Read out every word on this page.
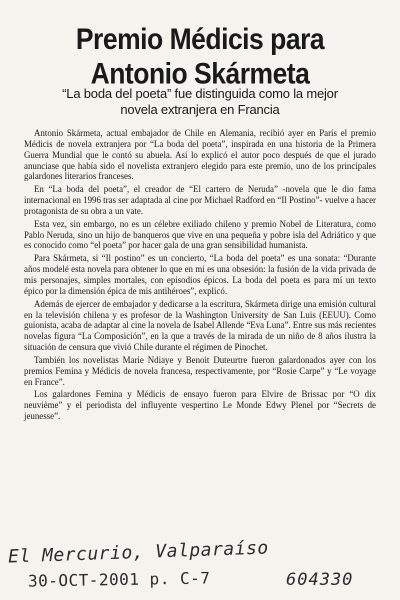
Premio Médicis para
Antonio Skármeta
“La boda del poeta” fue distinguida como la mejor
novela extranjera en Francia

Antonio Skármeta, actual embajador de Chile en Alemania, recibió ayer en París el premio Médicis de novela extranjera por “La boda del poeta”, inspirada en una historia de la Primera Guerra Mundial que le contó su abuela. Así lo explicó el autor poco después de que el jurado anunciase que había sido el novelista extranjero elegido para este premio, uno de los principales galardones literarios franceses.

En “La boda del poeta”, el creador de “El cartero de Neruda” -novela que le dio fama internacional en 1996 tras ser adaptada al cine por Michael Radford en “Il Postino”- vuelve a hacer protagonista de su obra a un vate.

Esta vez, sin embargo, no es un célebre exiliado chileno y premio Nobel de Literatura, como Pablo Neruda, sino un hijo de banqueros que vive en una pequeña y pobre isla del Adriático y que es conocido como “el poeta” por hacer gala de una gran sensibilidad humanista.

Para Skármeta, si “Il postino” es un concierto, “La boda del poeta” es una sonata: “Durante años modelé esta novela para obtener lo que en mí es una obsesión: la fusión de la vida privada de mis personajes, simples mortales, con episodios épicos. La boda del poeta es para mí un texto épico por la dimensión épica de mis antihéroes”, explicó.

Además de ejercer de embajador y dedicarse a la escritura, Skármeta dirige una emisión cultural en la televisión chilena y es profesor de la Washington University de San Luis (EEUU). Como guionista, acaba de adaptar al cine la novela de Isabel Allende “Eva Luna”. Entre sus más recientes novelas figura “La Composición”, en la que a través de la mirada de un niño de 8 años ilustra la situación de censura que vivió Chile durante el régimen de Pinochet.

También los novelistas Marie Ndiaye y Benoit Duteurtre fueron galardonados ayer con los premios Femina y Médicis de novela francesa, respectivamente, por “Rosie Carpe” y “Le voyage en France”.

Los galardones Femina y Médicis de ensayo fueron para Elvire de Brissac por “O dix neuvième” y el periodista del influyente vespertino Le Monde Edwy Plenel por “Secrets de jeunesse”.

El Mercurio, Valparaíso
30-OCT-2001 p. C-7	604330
^^^^
Every line of the material is to be quoted exactly, with no pictures carried over.

▶ Exercise output:
Read out every word on this page.
Premio Médicis para
Antonio Skármeta
“La boda del poeta” fue distinguida como la mejor
novela extranjera en Francia

Antonio Skármeta, actual embajador de Chile en Alemania, recibió ayer en París el premio Médicis de novela extranjera por “La boda del poeta”, inspirada en una historia de la Primera Guerra Mundial que le contó su abuela. Así lo explicó el autor poco después de que el jurado anunciase que había sido el novelista extranjero elegido para este premio, uno de los principales galardones literarios franceses.

En “La boda del poeta”, el creador de “El cartero de Neruda” -novela que le dio fama internacional en 1996 tras ser adaptada al cine por Michael Radford en “Il Postino”- vuelve a hacer protagonista de su obra a un vate.

Esta vez, sin embargo, no es un célebre exiliado chileno y premio Nobel de Literatura, como Pablo Neruda, sino un hijo de banqueros que vive en una pequeña y pobre isla del Adriático y que es conocido como “el poeta” por hacer gala de una gran sensibilidad humanista.

Para Skármeta, si “Il postino” es un concierto, “La boda del poeta” es una sonata: “Durante años modelé esta novela para obtener lo que en mí es una obsesión: la fusión de la vida privada de mis personajes, simples mortales, con episodios épicos. La boda del poeta es para mí un texto épico por la dimensión épica de mis antihéroes”, explicó.

Además de ejercer de embajador y dedicarse a la escritura, Skármeta dirige una emisión cultural en la televisión chilena y es profesor de la Washington University de San Luis (EEUU). Como guionista, acaba de adaptar al cine la novela de Isabel Allende “Eva Luna”. Entre sus más recientes novelas figura “La Composición”, en la que a través de la mirada de un niño de 8 años ilustra la situación de censura que vivió Chile durante el régimen de Pinochet.

También los novelistas Marie Ndiaye y Benoit Duteurtre fueron galardonados ayer con los premios Femina y Médicis de novela francesa, respectivamente, por “Rosie Carpe” y “Le voyage en France”.

Los galardones Femina y Médicis de ensayo fueron para Elvire de Brissac por “O dix neuvième” y el periodista del influyente vespertino Le Monde Edwy Plenel por “Secrets de jeunesse”.

El Mercurio, Valparaíso
30-OCT-2001 p. C-7	604330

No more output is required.